Excerpts from a figure dataset
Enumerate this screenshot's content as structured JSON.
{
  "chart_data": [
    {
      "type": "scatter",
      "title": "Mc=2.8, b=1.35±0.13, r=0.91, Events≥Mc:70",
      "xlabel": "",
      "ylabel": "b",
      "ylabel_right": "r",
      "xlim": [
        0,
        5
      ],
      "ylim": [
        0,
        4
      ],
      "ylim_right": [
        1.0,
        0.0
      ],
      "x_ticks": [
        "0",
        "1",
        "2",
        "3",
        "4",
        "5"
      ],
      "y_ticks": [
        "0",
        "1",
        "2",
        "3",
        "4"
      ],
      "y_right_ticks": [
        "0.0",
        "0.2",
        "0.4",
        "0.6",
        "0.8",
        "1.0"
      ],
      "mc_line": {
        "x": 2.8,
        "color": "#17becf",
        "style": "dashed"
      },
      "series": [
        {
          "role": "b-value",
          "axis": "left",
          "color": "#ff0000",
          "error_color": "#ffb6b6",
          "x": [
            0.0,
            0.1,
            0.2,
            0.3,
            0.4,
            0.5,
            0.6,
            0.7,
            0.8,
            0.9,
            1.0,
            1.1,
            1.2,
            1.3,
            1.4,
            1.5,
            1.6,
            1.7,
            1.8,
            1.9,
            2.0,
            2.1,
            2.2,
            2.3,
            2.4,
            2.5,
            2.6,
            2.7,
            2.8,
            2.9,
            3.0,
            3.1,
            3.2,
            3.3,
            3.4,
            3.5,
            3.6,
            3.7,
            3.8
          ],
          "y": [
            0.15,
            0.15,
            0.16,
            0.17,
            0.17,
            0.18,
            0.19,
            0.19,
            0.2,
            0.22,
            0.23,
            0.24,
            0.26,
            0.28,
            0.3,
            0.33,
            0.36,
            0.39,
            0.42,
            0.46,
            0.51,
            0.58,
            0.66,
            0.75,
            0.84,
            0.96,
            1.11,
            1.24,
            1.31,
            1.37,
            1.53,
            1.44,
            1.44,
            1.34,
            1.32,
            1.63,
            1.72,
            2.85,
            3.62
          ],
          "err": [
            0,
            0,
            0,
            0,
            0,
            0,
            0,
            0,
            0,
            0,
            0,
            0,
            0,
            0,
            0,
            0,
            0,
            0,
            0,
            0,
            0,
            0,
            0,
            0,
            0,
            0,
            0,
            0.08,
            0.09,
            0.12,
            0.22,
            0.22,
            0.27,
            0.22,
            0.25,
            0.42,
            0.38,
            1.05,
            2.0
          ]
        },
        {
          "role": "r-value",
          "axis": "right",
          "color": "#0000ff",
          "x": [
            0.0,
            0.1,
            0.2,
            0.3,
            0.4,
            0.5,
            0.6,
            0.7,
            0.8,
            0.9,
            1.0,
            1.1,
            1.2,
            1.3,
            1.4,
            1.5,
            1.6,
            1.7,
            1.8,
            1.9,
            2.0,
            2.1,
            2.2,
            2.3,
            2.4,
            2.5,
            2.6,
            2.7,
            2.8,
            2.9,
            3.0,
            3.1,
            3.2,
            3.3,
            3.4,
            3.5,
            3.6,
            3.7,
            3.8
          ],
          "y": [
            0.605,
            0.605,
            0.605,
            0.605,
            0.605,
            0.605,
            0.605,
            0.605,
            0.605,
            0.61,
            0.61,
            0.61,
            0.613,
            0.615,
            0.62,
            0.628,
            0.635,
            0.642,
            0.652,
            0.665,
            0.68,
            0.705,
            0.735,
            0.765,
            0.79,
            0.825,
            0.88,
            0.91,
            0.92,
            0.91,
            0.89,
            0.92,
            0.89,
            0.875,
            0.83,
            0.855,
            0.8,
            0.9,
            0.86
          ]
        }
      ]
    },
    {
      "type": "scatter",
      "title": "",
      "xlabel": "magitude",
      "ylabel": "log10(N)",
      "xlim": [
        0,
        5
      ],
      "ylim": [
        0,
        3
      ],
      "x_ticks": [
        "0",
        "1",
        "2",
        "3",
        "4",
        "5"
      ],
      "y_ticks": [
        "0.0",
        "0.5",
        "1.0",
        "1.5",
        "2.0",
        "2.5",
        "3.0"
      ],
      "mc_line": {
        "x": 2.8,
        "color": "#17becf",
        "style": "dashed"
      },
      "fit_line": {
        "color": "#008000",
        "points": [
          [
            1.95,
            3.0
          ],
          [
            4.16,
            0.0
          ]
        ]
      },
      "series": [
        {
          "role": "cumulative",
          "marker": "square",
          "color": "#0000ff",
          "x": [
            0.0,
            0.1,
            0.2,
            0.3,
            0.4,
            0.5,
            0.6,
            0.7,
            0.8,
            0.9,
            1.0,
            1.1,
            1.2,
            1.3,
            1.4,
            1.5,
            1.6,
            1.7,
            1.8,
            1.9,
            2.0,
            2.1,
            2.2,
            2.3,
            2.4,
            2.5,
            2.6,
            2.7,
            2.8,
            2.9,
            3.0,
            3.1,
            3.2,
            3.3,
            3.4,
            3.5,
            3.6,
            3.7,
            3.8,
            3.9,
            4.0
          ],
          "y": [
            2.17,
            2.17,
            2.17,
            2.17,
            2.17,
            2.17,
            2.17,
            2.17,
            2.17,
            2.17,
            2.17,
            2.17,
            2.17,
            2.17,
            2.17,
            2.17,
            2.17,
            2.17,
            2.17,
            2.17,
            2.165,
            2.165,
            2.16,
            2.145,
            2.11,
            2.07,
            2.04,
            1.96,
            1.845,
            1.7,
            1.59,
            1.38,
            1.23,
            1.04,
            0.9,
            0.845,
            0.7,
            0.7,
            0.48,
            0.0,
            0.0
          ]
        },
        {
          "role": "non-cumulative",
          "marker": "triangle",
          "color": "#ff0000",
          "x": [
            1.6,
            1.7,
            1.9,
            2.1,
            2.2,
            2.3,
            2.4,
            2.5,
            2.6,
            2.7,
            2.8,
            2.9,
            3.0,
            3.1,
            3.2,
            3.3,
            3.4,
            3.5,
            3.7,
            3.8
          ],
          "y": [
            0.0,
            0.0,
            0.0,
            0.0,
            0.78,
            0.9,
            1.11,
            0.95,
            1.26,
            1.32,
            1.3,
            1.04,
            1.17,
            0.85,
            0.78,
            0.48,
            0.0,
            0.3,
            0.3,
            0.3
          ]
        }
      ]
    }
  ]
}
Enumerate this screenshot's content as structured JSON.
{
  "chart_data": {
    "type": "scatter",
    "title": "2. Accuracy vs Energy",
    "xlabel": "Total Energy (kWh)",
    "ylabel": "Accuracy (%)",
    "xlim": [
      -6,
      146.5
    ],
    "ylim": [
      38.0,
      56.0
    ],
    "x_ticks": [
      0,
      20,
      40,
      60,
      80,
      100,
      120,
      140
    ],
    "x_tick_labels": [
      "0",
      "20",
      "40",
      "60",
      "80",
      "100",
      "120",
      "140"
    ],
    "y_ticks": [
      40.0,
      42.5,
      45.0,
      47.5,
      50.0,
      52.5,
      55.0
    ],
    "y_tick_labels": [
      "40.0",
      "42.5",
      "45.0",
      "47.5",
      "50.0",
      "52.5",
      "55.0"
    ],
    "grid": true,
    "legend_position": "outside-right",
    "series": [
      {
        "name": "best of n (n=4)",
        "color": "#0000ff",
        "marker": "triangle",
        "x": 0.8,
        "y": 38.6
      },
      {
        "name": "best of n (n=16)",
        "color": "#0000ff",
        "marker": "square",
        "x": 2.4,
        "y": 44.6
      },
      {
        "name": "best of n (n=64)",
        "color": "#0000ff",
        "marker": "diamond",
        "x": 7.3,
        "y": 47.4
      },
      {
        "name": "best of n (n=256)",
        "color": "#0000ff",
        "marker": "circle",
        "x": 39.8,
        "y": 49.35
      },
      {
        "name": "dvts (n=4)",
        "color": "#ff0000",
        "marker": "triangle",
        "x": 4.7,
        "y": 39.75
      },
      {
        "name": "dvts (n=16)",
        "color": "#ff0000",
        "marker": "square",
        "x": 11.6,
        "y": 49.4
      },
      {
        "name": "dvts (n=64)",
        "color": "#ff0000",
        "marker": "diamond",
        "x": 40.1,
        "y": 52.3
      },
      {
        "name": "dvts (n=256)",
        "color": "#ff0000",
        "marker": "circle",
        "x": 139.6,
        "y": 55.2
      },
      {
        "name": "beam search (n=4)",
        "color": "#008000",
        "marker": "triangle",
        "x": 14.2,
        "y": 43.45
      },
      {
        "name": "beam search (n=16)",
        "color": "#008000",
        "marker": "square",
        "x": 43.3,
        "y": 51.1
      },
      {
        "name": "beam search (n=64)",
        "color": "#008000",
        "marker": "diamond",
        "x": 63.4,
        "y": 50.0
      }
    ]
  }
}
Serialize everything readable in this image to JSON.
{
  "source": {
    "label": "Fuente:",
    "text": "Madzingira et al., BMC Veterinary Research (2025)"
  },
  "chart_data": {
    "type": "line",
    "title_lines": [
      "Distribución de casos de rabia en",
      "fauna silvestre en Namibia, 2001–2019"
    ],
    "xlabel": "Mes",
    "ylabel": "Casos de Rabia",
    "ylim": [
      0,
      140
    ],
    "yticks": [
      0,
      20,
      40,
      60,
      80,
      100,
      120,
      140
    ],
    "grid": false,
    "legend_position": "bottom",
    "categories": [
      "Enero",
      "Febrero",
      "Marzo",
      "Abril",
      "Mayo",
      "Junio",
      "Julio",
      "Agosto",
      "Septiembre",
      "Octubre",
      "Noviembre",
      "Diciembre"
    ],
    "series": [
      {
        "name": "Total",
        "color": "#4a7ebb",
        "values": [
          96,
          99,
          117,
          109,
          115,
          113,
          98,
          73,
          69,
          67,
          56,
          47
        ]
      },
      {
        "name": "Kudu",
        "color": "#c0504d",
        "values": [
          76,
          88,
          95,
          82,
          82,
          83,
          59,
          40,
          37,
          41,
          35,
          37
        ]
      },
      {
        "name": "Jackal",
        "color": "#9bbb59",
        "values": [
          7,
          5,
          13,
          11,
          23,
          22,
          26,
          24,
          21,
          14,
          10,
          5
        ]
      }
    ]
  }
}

Given problem: From the listing above, copy every line that includes the word "best".

Written solution:
        "name": "best of n (n=4)",
        "name": "best of n (n=16)",
        "name": "best of n (n=64)",
        "name": "best of n (n=256)",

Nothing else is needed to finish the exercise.